* **Stated task**
Start at the line that contains "Parse this screenshot: output" in the listing below and extract every line through the last, exactly; leave pictures out.

Dataset records

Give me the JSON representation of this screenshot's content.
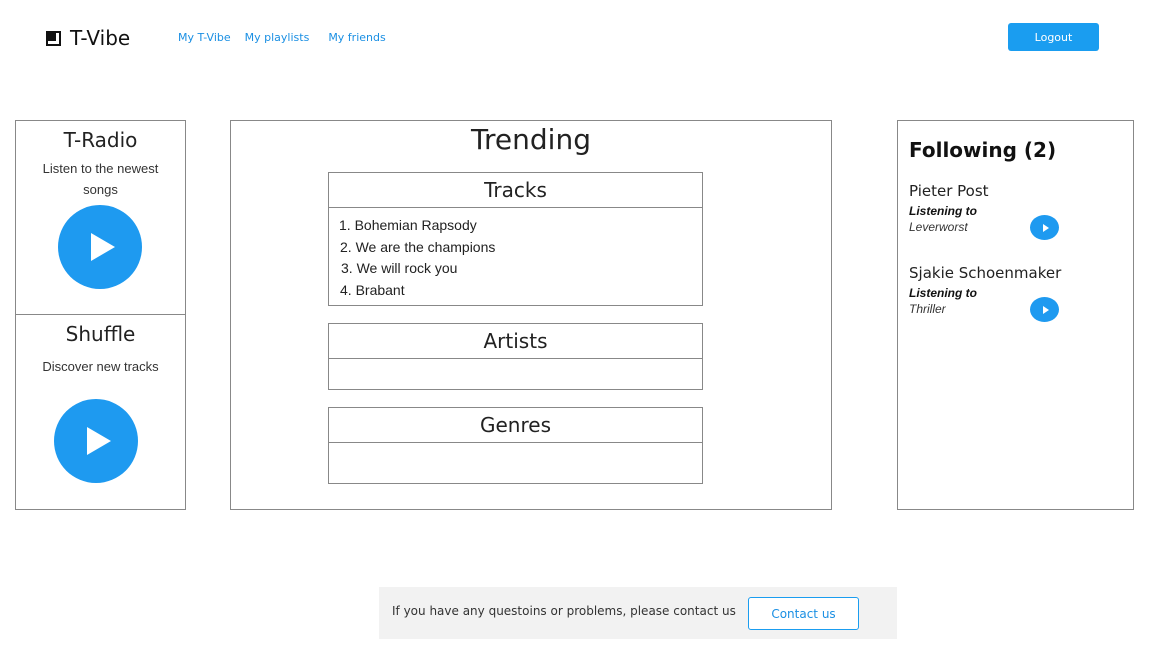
{
  "header": {
    "logo_text": "T-Vibe",
    "nav": [
      {
        "label": "My T-Vibe"
      },
      {
        "label": "My playlists"
      },
      {
        "label": "My  friends"
      }
    ],
    "logout_label": "Logout"
  },
  "left": {
    "radio": {
      "title": "T-Radio",
      "description": "Listen to the newest songs",
      "icon": "play-icon"
    },
    "shuffle": {
      "title": "Shuffle",
      "description": "Discover new tracks",
      "icon": "play-icon"
    }
  },
  "trending": {
    "title": "Trending",
    "tracks": {
      "heading": "Tracks",
      "items": [
        "1. Bohemian Rapsody",
        "2. We are the champions",
        "3. We will rock you",
        "4. Brabant"
      ]
    },
    "artists": {
      "heading": "Artists"
    },
    "genres": {
      "heading": "Genres"
    }
  },
  "following": {
    "title": "Following (2)",
    "friends": [
      {
        "name": "Pieter Post",
        "status_label": "Listening to",
        "track": "Leverworst"
      },
      {
        "name": "Sjakie Schoenmaker",
        "status_label": "Listening to",
        "track": "Thriller"
      }
    ]
  },
  "footer": {
    "text": "If you have any questoins or problems, please contact us",
    "contact_label": "Contact us"
  },
  "colors": {
    "accent": "#1a9df0",
    "border": "#888888",
    "footer_bg": "#f2f2f2"
  }
}
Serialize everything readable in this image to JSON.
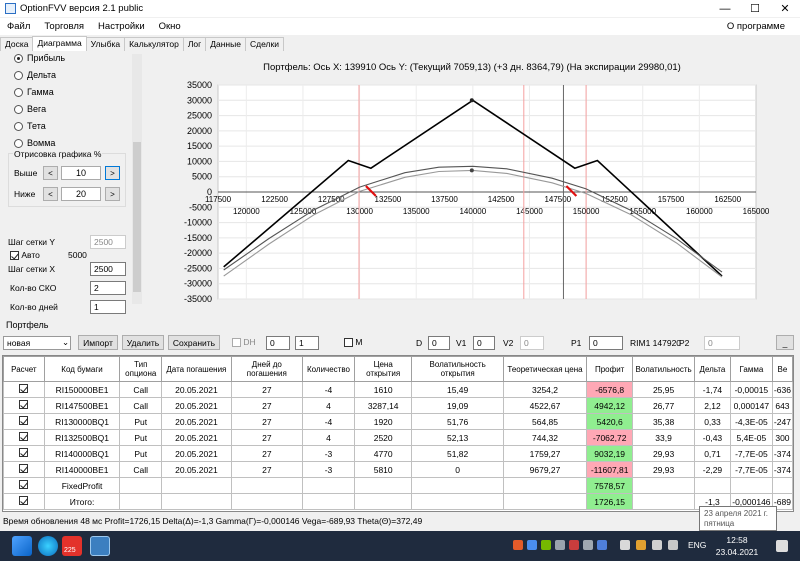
{
  "window": {
    "title": "OptionFVV версия 2.1 public",
    "min": "—",
    "max": "☐",
    "close": "✕"
  },
  "menu": {
    "items": [
      "Файл",
      "Торговля",
      "Настройки",
      "Окно"
    ],
    "about": "О программе"
  },
  "tabs": [
    "Доска",
    "Диаграмма",
    "Улыбка",
    "Калькулятор",
    "Лог",
    "Данные",
    "Сделки"
  ],
  "active_tab": "Диаграмма",
  "left": {
    "radios": [
      "Прибыль",
      "Дельта",
      "Гамма",
      "Вега",
      "Тета",
      "Вомма"
    ],
    "selected": "Прибыль",
    "group_title": "Отрисовка графика %",
    "above_label": "Выше",
    "above_value": "10",
    "below_label": "Ниже",
    "below_value": "20",
    "dec": "<",
    "inc": ">",
    "grid_y_label": "Шаг сетки Y",
    "grid_y_value": "2500",
    "auto_label": "Авто",
    "auto_value": "5000",
    "grid_x_label": "Шаг сетки X",
    "grid_x_value": "2500",
    "sko_label": "Кол-во СКО",
    "sko_value": "2",
    "days_label": "Кол-во дней",
    "days_value": "1"
  },
  "chart_header": "Портфель: Ось X: 139910 Ось Y:  (Текущий 7059,13)  (+3 дн. 8364,79)  (На экспирации 29980,01)",
  "chart_data": {
    "type": "line",
    "title": "Портфель: Ось X: 139910 Ось Y:  (Текущий 7059,13)  (+3 дн. 8364,79)  (На экспирации 29980,01)",
    "xlim": [
      117500,
      165000
    ],
    "ylim": [
      -35000,
      35000
    ],
    "x_ticks_top": [
      "117500",
      "122500",
      "127500",
      "132500",
      "137500",
      "142500",
      "147500",
      "152500",
      "157500",
      "162500"
    ],
    "x_ticks_bottom": [
      "120000",
      "125000",
      "130000",
      "135000",
      "140000",
      "145000",
      "150000",
      "155000",
      "160000",
      "165000"
    ],
    "y_ticks": [
      "35000",
      "30000",
      "25000",
      "20000",
      "15000",
      "10000",
      "5000",
      "0",
      "-5000",
      "-10000",
      "-15000",
      "-20000",
      "-25000",
      "-30000",
      "-35000"
    ],
    "grid": true,
    "series": [
      {
        "points": [
          [
            118000,
            -24500
          ],
          [
            129000,
            10300
          ],
          [
            131000,
            7800
          ],
          [
            140000,
            30000
          ],
          [
            149000,
            7800
          ],
          [
            151000,
            10300
          ],
          [
            162000,
            -27500
          ]
        ],
        "color": "#000000"
      },
      {
        "points": [
          [
            118000,
            -25500
          ],
          [
            122000,
            -15200
          ],
          [
            126000,
            -5800
          ],
          [
            130000,
            1600
          ],
          [
            134000,
            6300
          ],
          [
            137000,
            8100
          ],
          [
            140000,
            8400
          ],
          [
            143000,
            7600
          ],
          [
            147000,
            4500
          ],
          [
            150000,
            1000
          ],
          [
            154000,
            -6100
          ],
          [
            158000,
            -15300
          ],
          [
            162000,
            -26200
          ]
        ],
        "color": "#555555"
      },
      {
        "points": [
          [
            118000,
            -27500
          ],
          [
            122000,
            -17000
          ],
          [
            126000,
            -7400
          ],
          [
            130000,
            200
          ],
          [
            134000,
            4800
          ],
          [
            137000,
            6700
          ],
          [
            140000,
            7059
          ],
          [
            143000,
            6100
          ],
          [
            147000,
            3000
          ],
          [
            150000,
            -500
          ],
          [
            154000,
            -7500
          ],
          [
            158000,
            -16700
          ],
          [
            162000,
            -27800
          ]
        ],
        "color": "#999999"
      }
    ],
    "current_x": 139910,
    "vertical_markers": {
      "red": [
        129950,
        144500,
        150000
      ],
      "gray": 148000
    },
    "red_strokes": [
      [
        131000,
        0
      ],
      [
        148700,
        0
      ]
    ]
  },
  "portfolio": {
    "title": "Портфель",
    "select": "новая",
    "import": "Импорт",
    "delete": "Удалить",
    "save": "Сохранить",
    "dh": "DH",
    "dh_v1": "0",
    "dh_v2": "1",
    "m": "M",
    "d_label": "D",
    "d_value": "0",
    "v1_label": "V1",
    "v1_value": "0",
    "v2_label": "V2",
    "v2_value": "0",
    "p1_label": "P1",
    "p1_value": "0",
    "rim_label": "RIM1 147920",
    "p2_label": "P2",
    "p2_value": "0",
    "extra_button": "_"
  },
  "table": {
    "headers": [
      "Расчет",
      "Код бумаги",
      "Тип опциона",
      "Дата погашения",
      "Дней до погашения",
      "Количество",
      "Цена открытия",
      "Волатильность открытия",
      "Теоретическая цена",
      "Профит",
      "Волатильность",
      "Дельта",
      "Гамма",
      "Ве"
    ],
    "rows": [
      [
        "RI150000BE1",
        "Call",
        "20.05.2021",
        "27",
        "-4",
        "1610",
        "15,49",
        "3254,2",
        "-6576,8",
        "25,95",
        "-1,74",
        "-0,00015",
        "-636"
      ],
      [
        "RI147500BE1",
        "Call",
        "20.05.2021",
        "27",
        "4",
        "3287,14",
        "19,09",
        "4522,67",
        "4942,12",
        "26,77",
        "2,12",
        "0,000147",
        "643"
      ],
      [
        "RI130000BQ1",
        "Put",
        "20.05.2021",
        "27",
        "-4",
        "1920",
        "51,76",
        "564,85",
        "5420,6",
        "35,38",
        "0,33",
        "-4,3E-05",
        "-247"
      ],
      [
        "RI132500BQ1",
        "Put",
        "20.05.2021",
        "27",
        "4",
        "2520",
        "52,13",
        "744,32",
        "-7062,72",
        "33,9",
        "-0,43",
        "5,4E-05",
        "300"
      ],
      [
        "RI140000BQ1",
        "Put",
        "20.05.2021",
        "27",
        "-3",
        "4770",
        "51,82",
        "1759,27",
        "9032,19",
        "29,93",
        "0,71",
        "-7,7E-05",
        "-374"
      ],
      [
        "RI140000BE1",
        "Call",
        "20.05.2021",
        "27",
        "-3",
        "5810",
        "0",
        "9679,27",
        "-11607,81",
        "29,93",
        "-2,29",
        "-7,7E-05",
        "-374"
      ]
    ],
    "profit_sign": [
      "neg",
      "pos",
      "pos",
      "neg",
      "pos",
      "neg"
    ],
    "fixed_label": "FixedProfit",
    "fixed_value": "7578,57",
    "total_label": "Итого:",
    "total_profit": "1726,15",
    "total_delta": "-1,3",
    "total_gamma": "-0,000146",
    "total_vega": "-689"
  },
  "status": "Время обновления 48 мс  Profit=1726,15 Delta(Δ)=-1,3 Gamma(Γ)=-0,000146 Vega=-689,93 Theta(Θ)=372,49",
  "tooltip": {
    "line1": "23 апреля 2021 г.",
    "line2": "пятница"
  },
  "taskbar": {
    "badge": "225",
    "lang": "ENG",
    "time": "12:58",
    "date": "23.04.2021"
  }
}
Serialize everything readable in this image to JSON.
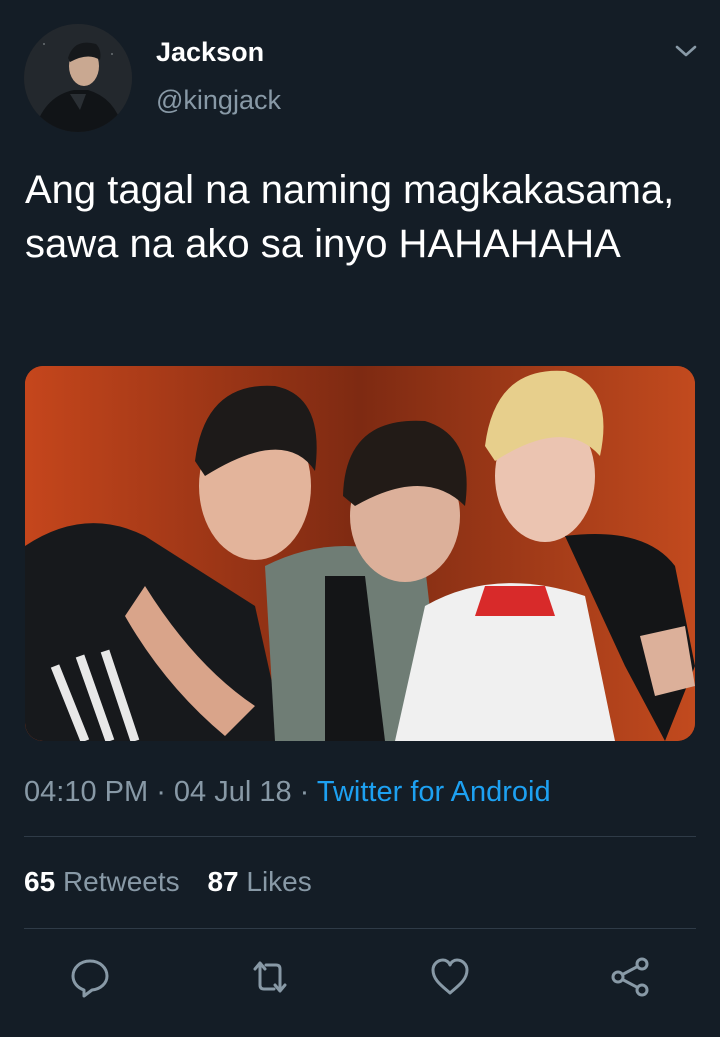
{
  "user": {
    "name": "Jackson",
    "handle": "@kingjack"
  },
  "tweet": {
    "text": "Ang tagal na naming magkakasama, sawa na ako sa inyo HAHAHAHA",
    "media_alt": "photo"
  },
  "meta": {
    "time": "04:10 PM",
    "separator": " · ",
    "date": "04 Jul 18",
    "source": "Twitter for Android"
  },
  "stats": {
    "retweets_count": "65",
    "retweets_label": "Retweets",
    "likes_count": "87",
    "likes_label": "Likes"
  },
  "icons": {
    "menu": "chevron-down-icon",
    "reply": "reply-icon",
    "retweet": "retweet-icon",
    "like": "heart-icon",
    "share": "share-icon"
  },
  "colors": {
    "background": "#141d26",
    "secondary_text": "#8899a6",
    "link": "#1da1f2",
    "divider": "#2f3b47"
  }
}
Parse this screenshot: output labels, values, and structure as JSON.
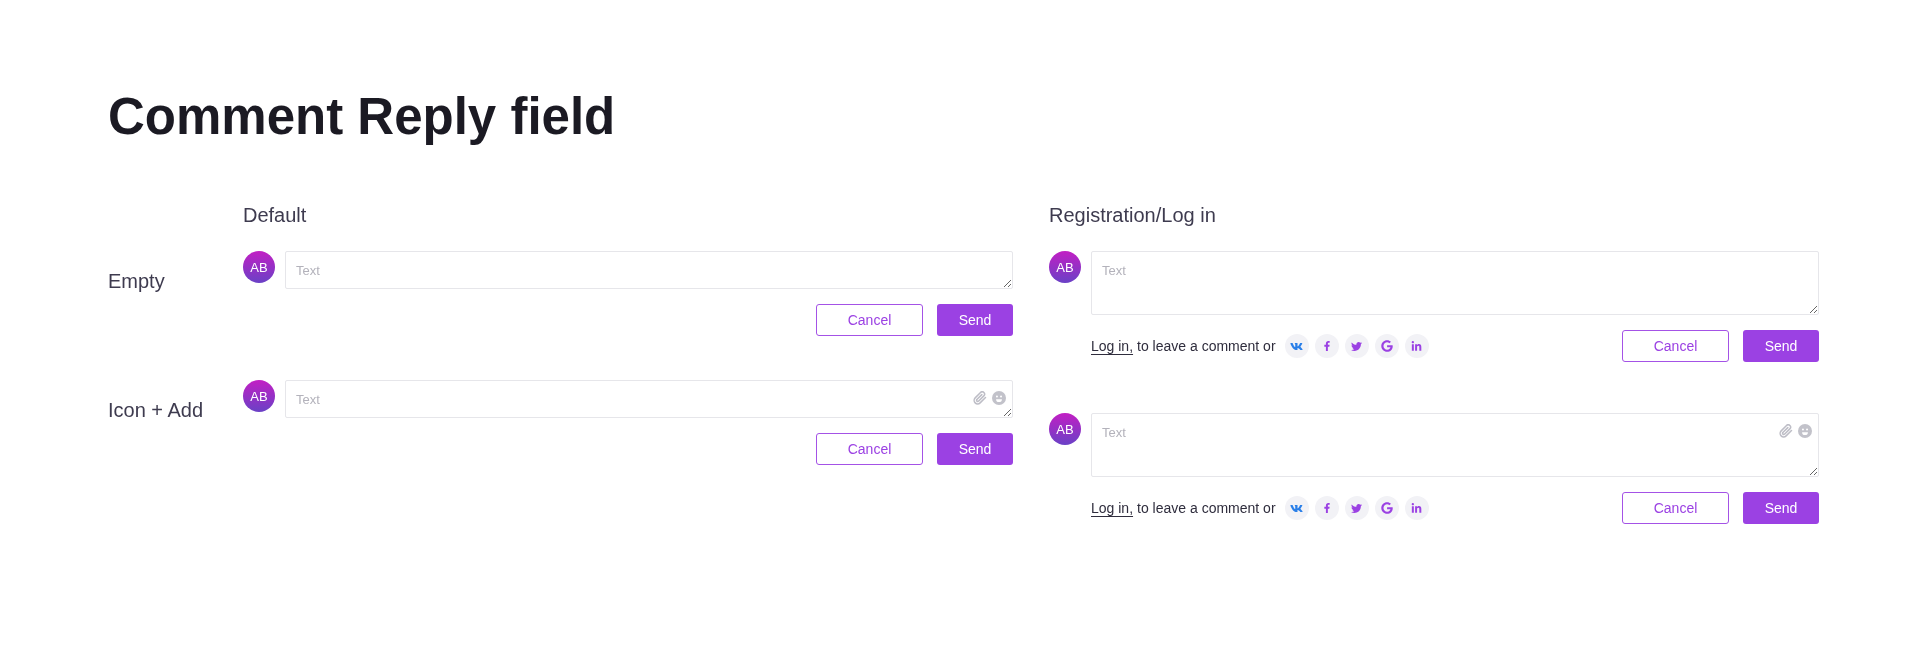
{
  "title": "Comment Reply field",
  "sections": [
    {
      "heading": "Default",
      "kind": "default",
      "items": [
        {
          "row_label": "Empty",
          "avatar": "AB",
          "placeholder": "Text",
          "attach_icons": false,
          "cancel": "Cancel",
          "send": "Send"
        },
        {
          "row_label": "Icon + Add",
          "avatar": "AB",
          "placeholder": "Text",
          "attach_icons": true,
          "cancel": "Cancel",
          "send": "Send"
        }
      ]
    },
    {
      "heading": "Registration/Log in",
      "kind": "login",
      "items": [
        {
          "avatar": "AB",
          "placeholder": "Text",
          "attach_icons": false,
          "login_link": "Log in,",
          "login_text": "to leave a comment or",
          "cancel": "Cancel",
          "send": "Send"
        },
        {
          "avatar": "AB",
          "placeholder": "Text",
          "attach_icons": true,
          "login_link": "Log in,",
          "login_text": "to leave a comment or",
          "cancel": "Cancel",
          "send": "Send"
        }
      ]
    }
  ]
}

* **Worked solution**
Parse this screenshot: output labels, values, and structure as JSON.
{
  "title": "Comment Reply field",
  "sections": [
    {
      "heading": "Default",
      "kind": "default",
      "items": [
        {
          "row_label": "Empty",
          "avatar": "AB",
          "placeholder": "Text",
          "attach_icons": false,
          "cancel": "Cancel",
          "send": "Send"
        },
        {
          "row_label": "Icon + Add",
          "avatar": "AB",
          "placeholder": "Text",
          "attach_icons": true,
          "cancel": "Cancel",
          "send": "Send"
        }
      ]
    },
    {
      "heading": "Registration/Log in",
      "kind": "login",
      "items": [
        {
          "avatar": "AB",
          "placeholder": "Text",
          "attach_icons": false,
          "login_link": "Log in,",
          "login_text": "to leave a comment or",
          "cancel": "Cancel",
          "send": "Send"
        },
        {
          "avatar": "AB",
          "placeholder": "Text",
          "attach_icons": true,
          "login_link": "Log in,",
          "login_text": "to leave a comment or",
          "cancel": "Cancel",
          "send": "Send"
        }
      ]
    }
  ]
}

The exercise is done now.